*WHAT TO DO:* Track down the lines that contain "ancora" and copy them.

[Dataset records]
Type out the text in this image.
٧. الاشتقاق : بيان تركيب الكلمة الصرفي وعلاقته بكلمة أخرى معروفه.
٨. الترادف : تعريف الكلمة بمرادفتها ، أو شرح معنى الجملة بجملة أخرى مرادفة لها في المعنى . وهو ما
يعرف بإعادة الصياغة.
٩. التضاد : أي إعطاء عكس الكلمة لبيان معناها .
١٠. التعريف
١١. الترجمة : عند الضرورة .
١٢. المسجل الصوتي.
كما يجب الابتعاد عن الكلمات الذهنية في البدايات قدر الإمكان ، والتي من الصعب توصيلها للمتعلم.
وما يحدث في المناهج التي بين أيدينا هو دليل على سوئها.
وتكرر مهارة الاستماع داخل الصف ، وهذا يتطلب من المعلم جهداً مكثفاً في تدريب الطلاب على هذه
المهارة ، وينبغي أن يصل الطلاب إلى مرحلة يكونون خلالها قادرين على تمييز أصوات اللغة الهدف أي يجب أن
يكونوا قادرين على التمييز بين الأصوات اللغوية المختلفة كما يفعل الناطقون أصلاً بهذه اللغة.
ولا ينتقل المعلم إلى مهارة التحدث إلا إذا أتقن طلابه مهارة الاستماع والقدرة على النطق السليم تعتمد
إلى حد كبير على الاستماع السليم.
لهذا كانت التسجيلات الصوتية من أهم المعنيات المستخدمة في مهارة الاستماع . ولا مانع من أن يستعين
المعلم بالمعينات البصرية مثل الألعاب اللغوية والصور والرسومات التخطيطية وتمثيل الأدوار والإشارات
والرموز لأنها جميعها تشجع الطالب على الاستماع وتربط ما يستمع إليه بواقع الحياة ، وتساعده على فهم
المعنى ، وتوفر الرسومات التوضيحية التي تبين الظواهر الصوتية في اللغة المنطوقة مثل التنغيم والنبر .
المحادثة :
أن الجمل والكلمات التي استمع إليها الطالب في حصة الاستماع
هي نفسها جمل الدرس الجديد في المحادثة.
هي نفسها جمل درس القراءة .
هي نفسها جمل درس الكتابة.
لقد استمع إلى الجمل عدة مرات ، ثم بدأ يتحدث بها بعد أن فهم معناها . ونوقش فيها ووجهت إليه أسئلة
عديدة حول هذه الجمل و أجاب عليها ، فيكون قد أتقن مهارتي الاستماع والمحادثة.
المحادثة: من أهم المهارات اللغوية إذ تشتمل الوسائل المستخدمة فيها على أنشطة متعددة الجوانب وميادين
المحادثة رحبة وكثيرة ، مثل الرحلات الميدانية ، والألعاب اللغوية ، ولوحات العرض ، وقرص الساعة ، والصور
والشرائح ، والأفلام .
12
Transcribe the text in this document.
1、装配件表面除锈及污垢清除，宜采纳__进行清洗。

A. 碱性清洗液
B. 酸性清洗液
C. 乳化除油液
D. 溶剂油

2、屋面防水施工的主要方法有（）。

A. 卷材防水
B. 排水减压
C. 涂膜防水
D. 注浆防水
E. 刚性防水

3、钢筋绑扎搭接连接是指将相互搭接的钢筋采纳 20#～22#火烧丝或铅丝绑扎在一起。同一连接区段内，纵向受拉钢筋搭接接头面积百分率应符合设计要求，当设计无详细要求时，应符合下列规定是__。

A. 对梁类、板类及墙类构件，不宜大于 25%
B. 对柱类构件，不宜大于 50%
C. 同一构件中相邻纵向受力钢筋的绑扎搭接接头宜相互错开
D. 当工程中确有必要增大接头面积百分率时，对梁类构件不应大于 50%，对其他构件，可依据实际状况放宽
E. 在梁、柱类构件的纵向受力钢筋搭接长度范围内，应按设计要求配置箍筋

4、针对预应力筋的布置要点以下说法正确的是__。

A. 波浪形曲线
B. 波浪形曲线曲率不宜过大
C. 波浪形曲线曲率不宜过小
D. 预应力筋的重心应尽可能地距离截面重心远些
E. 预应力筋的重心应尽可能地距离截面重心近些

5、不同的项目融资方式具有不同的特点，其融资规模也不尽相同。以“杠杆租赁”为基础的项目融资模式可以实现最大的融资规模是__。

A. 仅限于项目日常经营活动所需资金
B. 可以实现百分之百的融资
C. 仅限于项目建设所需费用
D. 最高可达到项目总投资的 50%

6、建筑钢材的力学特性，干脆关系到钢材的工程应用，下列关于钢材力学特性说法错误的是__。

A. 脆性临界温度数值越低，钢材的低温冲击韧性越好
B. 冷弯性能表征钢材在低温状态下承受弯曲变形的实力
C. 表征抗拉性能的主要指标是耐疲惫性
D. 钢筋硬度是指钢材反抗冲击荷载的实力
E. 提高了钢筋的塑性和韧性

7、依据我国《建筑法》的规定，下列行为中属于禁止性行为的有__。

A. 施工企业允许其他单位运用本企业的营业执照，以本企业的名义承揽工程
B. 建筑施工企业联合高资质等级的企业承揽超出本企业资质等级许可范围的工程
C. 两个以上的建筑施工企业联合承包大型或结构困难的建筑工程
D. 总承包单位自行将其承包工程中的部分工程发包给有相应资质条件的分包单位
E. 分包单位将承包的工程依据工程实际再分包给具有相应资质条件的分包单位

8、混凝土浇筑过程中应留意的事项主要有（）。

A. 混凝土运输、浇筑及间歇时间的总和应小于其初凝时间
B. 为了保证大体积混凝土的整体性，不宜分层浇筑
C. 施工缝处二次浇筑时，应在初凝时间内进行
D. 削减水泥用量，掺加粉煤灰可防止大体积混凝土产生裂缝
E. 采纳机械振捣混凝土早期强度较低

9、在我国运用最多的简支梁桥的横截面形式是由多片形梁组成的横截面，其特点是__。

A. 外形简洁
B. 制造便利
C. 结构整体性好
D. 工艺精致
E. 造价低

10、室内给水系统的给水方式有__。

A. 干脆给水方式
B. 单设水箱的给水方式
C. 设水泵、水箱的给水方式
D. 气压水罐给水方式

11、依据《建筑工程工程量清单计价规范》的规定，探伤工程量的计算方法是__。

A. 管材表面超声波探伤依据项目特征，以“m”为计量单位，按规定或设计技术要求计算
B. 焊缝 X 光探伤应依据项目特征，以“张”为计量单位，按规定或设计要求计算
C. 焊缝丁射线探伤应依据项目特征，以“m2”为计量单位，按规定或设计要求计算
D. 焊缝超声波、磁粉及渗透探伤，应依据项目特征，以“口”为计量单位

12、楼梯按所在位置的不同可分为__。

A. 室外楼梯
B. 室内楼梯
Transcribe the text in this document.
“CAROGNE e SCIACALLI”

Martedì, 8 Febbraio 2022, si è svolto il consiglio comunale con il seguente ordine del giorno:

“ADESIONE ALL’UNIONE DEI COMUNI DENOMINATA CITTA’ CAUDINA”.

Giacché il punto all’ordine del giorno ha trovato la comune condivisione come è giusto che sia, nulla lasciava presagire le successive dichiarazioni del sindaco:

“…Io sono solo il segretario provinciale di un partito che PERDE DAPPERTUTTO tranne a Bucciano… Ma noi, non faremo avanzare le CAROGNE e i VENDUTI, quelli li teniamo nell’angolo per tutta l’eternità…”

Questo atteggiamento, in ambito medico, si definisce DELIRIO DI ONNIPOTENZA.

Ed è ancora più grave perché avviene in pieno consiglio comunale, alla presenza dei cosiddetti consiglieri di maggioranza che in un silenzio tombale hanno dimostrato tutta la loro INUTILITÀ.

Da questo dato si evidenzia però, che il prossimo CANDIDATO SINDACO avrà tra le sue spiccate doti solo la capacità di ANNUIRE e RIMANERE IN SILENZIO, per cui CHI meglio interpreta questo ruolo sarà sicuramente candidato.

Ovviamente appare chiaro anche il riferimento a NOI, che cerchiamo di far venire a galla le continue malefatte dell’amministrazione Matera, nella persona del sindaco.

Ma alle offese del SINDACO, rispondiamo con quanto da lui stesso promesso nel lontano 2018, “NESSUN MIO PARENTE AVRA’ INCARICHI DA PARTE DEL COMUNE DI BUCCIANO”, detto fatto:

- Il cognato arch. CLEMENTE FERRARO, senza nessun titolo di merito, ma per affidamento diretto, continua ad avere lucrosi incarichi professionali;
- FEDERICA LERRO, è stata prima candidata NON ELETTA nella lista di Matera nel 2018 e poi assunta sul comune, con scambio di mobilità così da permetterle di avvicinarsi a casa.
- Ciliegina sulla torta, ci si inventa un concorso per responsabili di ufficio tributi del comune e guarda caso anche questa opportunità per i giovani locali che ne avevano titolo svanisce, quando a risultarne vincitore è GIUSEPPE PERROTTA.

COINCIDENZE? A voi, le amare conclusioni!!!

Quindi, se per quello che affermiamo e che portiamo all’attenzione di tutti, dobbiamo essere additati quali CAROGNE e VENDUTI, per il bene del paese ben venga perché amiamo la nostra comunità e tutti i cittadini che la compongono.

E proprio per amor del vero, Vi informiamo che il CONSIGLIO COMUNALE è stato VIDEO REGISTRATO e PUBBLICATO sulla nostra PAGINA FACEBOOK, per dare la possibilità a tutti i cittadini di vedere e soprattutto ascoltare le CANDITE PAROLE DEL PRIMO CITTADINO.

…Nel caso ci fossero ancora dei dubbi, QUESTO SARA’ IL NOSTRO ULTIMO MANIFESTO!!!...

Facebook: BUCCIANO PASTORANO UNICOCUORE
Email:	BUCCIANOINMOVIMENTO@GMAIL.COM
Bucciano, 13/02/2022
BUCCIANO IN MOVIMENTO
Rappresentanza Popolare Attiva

*IN RESPONSE:*
Ed è ancora più grave perché avviene in pieno consiglio comunale, alla presenza dei cosiddetti consiglieri di maggioranza che in un silenzio tombale hanno dimostrato tutta la loro INUTILITÀ.
…Nel caso ci fossero ancora dei dubbi, QUESTO SARA’ IL NOSTRO ULTIMO MANIFESTO!!!...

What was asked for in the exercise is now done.